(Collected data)
--- begin ---

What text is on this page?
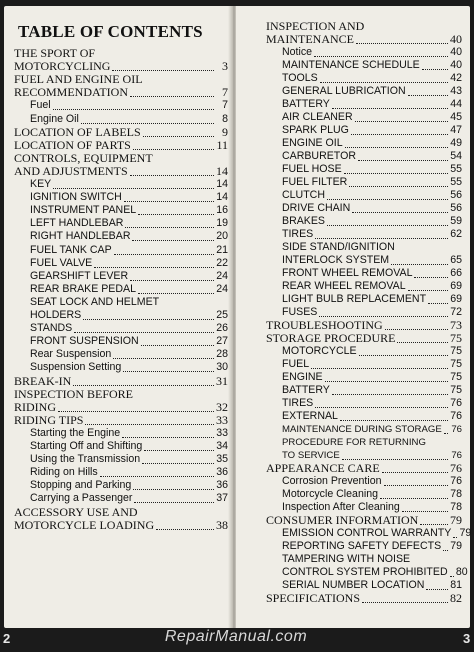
TABLE OF CONTENTS
THE SPORT OF
MOTORCYCLING	3
FUEL AND ENGINE OIL
RECOMMENDATION	7
Fuel	7
Engine Oil	8
LOCATION OF LABELS	9
LOCATION OF PARTS	11
CONTROLS, EQUIPMENT
AND ADJUSTMENTS	14
KEY	14
IGNITION SWITCH	14
INSTRUMENT PANEL	16
LEFT HANDLEBAR	19
RIGHT HANDLEBAR	20
FUEL TANK CAP	21
FUEL VALVE	22
GEARSHIFT LEVER	24
REAR BRAKE PEDAL	24
SEAT LOCK AND HELMET
HOLDERS	25
STANDS	26
FRONT SUSPENSION	27
Rear Suspension	28
Suspension Setting	30
BREAK-IN	31
INSPECTION BEFORE
RIDING	32
RIDING TIPS	33
Starting the Engine	33
Starting Off and Shifting	34
Using the Transmission	35
Riding on Hills	36
Stopping and Parking	36
Carrying a Passenger	37
ACCESSORY USE AND
MOTORCYCLE LOADING	38
INSPECTION AND
MAINTENANCE	40
Notice	40
MAINTENANCE SCHEDULE	40
TOOLS	42
GENERAL LUBRICATION	43
BATTERY	44
AIR CLEANER	45
SPARK PLUG	47
ENGINE OIL	49
CARBURETOR	54
FUEL HOSE	55
FUEL FILTER	55
CLUTCH	56
DRIVE CHAIN	56
BRAKES	59
TIRES	62
SIDE STAND/IGNITION
INTERLOCK SYSTEM	65
FRONT WHEEL REMOVAL	66
REAR WHEEL REMOVAL	69
LIGHT BULB REPLACEMENT 69
FUSES	72
TROUBLESHOOTING	73
STORAGE PROCEDURE	75
MOTORCYCLE	75
FUEL	75
ENGINE	75
BATTERY	75
TIRES	76
EXTERNAL	76
MAINTENANCE DURING STORAGE 76
PROCEDURE FOR RETURNING
TO SERVICE	76
APPEARANCE CARE	76
Corrosion Prevention	76
Motorcycle Cleaning	78
Inspection After Cleaning	78
CONSUMER INFORMATION	79
EMISSION CONTROL WARRANTY 79
REPORTING SAFETY DEFECTS 79
TAMPERING WITH NOISE
CONTROL SYSTEM PROHIBITED 80
SERIAL NUMBER LOCATION 81
SPECIFICATIONS	82
2	3
RepairManual.com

--- end ---

Reproduce every line of the listing above in which the string "STORAGE" appears.

## Answer for this exercise
STORAGE PROCEDURE	75
MAINTENANCE DURING STORAGE 76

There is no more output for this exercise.